**Passage to read**
# Shape Robust Text Detection with Progressive Scale Expansion Network

###### Abstract

Scene text detection has witnessed rapid progress especially with the recent development of convolutional neural networks. However, there still exists two challenges which prevent the algorithm into industry applications. On the one hand, most of the state-of-art algorithms require quadrangle bounding box which is in-accurate to locate the texts with arbitrary shape. On the other hand, two text instances which are close to each other may lead to a false detection which covers both instances. Traditionally, the segmentation-based approach can relieve the first problem but usually fail to solve the second challenge. To address these two challenges, in this paper, we propose a novel Progressive Scale Expansion Network (PSENet), which can precisely detect text instances with arbitrary shapes. More specifically, PSENet generates the different scale of kernels for each text instance, and gradually expands the minimal scale kernel to the text instance with the complete shape. Due to the fact that there are large geometrical margins among the minimal scale kernels, our method is effective to split the close text instances, making it easier to use segmentation-based methods to detect arbitrary-shaped text instances. Extensive experiments on CTW1500, Total-Text, ICDAR 2015 and ICDAR 2017 MLT validate the effectiveness of PSENet. Notably, on CTW1500, a dataset full of long curve texts, PSENet achieves a F-measure of 74.3% at 27 FPS, and our best F-measure (82.2%) outperforms state-of-art algorithms by 6.6%. The code will be released in the future.

**Written problem 1**
Answer these questions from the abstract on PSENet text detection.
(a) What type of bounding box do most state-of-art algorithms require?
(b) Which four datasets are used in the experiments?
(c) What F-measure does PSENet reach on CTW1500 at 27 FPS?
**Written problem 2**
Please pick up the abstract on PSENet text detection after its last sentence and continue writing it.

**Entries from a collection**
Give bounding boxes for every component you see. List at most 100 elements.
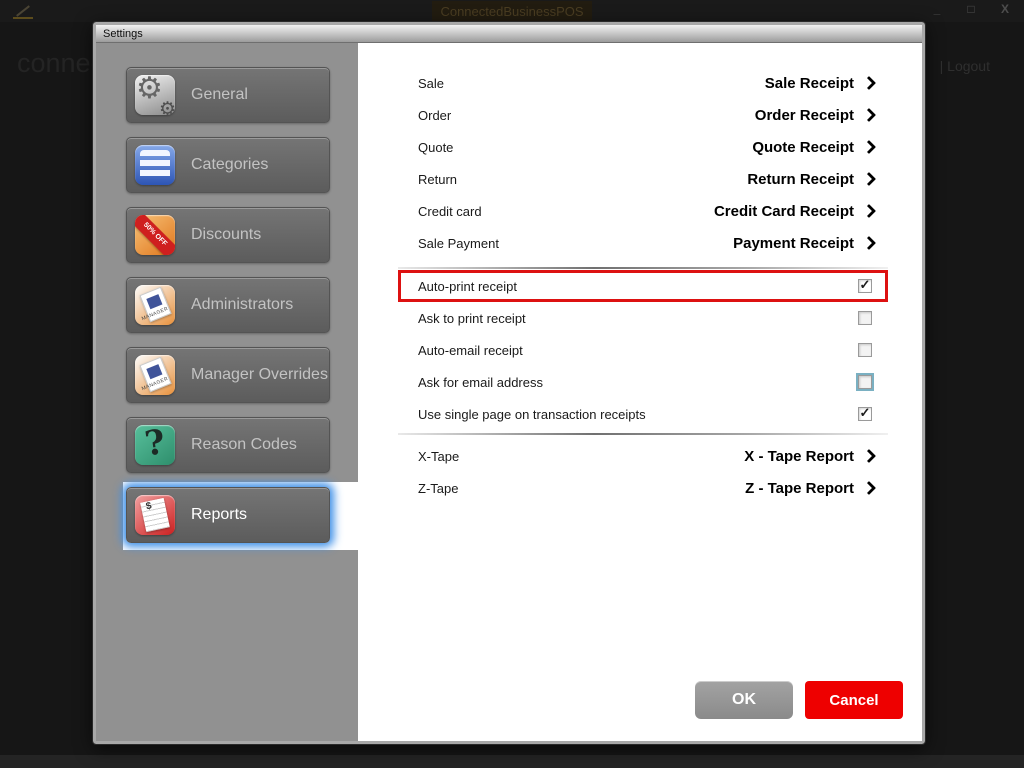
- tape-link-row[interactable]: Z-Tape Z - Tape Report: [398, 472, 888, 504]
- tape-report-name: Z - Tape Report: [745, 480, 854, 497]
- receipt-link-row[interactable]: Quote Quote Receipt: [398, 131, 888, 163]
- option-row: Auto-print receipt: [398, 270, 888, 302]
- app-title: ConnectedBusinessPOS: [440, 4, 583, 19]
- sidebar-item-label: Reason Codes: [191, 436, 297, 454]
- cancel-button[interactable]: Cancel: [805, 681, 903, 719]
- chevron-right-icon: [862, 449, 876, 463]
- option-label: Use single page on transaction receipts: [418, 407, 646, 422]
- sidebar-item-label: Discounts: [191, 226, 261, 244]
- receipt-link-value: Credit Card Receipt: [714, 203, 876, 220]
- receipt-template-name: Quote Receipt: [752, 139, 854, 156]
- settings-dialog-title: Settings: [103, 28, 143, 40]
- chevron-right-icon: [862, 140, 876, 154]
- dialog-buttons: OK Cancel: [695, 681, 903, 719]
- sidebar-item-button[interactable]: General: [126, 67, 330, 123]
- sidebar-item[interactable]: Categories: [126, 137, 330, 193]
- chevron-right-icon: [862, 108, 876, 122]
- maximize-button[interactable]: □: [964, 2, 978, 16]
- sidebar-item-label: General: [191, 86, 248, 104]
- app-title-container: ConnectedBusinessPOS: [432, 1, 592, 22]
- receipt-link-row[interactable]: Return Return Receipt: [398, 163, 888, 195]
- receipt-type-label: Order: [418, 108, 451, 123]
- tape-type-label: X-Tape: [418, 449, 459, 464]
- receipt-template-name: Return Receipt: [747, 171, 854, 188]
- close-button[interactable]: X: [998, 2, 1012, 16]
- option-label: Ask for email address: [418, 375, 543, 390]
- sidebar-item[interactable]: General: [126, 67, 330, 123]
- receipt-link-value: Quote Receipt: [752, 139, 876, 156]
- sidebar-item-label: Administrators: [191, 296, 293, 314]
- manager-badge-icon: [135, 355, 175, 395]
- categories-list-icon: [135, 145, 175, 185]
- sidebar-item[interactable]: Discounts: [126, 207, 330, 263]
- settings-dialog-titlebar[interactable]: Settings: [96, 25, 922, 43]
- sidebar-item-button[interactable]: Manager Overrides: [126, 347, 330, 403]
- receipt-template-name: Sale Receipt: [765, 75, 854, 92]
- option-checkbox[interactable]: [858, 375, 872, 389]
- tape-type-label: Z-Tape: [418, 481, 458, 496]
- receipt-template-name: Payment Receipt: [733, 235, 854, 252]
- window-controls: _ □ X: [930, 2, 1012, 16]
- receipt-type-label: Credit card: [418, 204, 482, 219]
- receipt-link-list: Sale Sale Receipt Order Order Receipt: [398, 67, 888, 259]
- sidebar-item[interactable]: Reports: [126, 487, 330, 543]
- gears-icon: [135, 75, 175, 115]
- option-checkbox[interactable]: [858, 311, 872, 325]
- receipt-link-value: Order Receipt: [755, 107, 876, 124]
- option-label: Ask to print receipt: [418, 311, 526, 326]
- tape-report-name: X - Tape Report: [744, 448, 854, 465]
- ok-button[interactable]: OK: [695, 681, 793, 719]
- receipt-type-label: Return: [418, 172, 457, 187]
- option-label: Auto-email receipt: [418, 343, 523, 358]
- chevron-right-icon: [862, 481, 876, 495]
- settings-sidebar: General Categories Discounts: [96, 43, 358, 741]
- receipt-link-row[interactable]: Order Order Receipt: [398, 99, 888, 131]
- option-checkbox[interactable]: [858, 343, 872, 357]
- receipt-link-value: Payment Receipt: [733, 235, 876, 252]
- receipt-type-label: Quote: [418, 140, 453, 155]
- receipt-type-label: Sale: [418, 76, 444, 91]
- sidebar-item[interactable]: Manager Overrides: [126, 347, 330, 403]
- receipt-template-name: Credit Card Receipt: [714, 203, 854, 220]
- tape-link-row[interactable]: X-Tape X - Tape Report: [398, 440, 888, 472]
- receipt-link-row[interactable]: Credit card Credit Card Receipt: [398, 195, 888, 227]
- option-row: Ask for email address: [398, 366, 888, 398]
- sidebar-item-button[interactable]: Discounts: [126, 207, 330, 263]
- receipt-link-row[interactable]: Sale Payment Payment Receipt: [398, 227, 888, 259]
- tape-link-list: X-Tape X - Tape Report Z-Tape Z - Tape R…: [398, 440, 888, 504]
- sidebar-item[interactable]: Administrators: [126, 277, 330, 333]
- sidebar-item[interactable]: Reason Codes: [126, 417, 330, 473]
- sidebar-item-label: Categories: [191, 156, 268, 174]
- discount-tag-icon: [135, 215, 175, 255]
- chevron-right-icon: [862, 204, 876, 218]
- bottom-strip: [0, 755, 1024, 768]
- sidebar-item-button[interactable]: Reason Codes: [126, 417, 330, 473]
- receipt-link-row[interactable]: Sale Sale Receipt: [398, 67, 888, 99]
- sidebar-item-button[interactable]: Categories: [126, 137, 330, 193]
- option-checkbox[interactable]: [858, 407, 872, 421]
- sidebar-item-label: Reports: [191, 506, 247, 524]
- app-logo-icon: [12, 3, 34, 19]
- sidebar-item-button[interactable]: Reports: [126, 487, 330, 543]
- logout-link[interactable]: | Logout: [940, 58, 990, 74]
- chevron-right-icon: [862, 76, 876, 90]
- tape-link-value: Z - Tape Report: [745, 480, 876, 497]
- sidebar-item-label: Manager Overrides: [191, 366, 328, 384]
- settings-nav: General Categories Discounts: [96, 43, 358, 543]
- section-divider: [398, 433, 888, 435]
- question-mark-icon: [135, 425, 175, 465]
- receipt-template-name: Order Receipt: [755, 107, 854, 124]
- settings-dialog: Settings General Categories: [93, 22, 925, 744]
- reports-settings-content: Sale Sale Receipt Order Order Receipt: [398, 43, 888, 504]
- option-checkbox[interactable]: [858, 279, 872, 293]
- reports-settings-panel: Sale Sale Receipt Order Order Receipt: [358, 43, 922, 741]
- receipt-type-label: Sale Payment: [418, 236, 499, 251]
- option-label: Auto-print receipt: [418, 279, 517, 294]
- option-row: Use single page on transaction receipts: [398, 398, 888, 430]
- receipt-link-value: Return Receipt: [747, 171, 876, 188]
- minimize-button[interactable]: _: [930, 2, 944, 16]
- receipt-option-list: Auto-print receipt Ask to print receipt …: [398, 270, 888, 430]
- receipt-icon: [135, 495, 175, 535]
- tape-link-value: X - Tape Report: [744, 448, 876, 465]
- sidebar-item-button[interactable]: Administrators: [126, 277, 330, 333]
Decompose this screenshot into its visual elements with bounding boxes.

**Answer 1**
(a) A quadrangle bounding box.
(b) CTW1500, Total-Text, ICDAR 2015 and ICDAR 2017 MLT.
(c) 74.3%.

**Answer 2**
## 1 Introduction

Scene text detection in the wild is a fundamental problem with numerous applications such as scene understanding, product identification, and autonomous driving. Many progress has been made in recent years with the rapid development of Convolutional Neural Networks (CNNs) [he2016deep, huang2017densely, ren2015faster]. We can roughly divide the existing CNN based algorithm into two categories: regression-based approaches and segmentation-based approaches.

For the regression-based approaches [tian2016detecting, zhou2017east, shi2017detecting, jiang2017r2cnn, zhong2016deeptext, liu2018fots, he2017single, hu2017wordsup, lyu2018multi], the text targets are usually represented in the forms of rectangles or quadrangles with certain orientations. However, the regression-based approaches fail to deal with the text instance with arbitrary shapes, e.g., the curve texts as shown in Fig. 1 (b). Segmentation-based approaches, on the other hand, locate the text instance based on pixel-level classification. However, it is difficult to separate the text instances which are close with each other. Usually, a false detection which covers all the text instances close to each other may be predicted based on the segmentation-based approach. One example is shown in Fig. 1 (c).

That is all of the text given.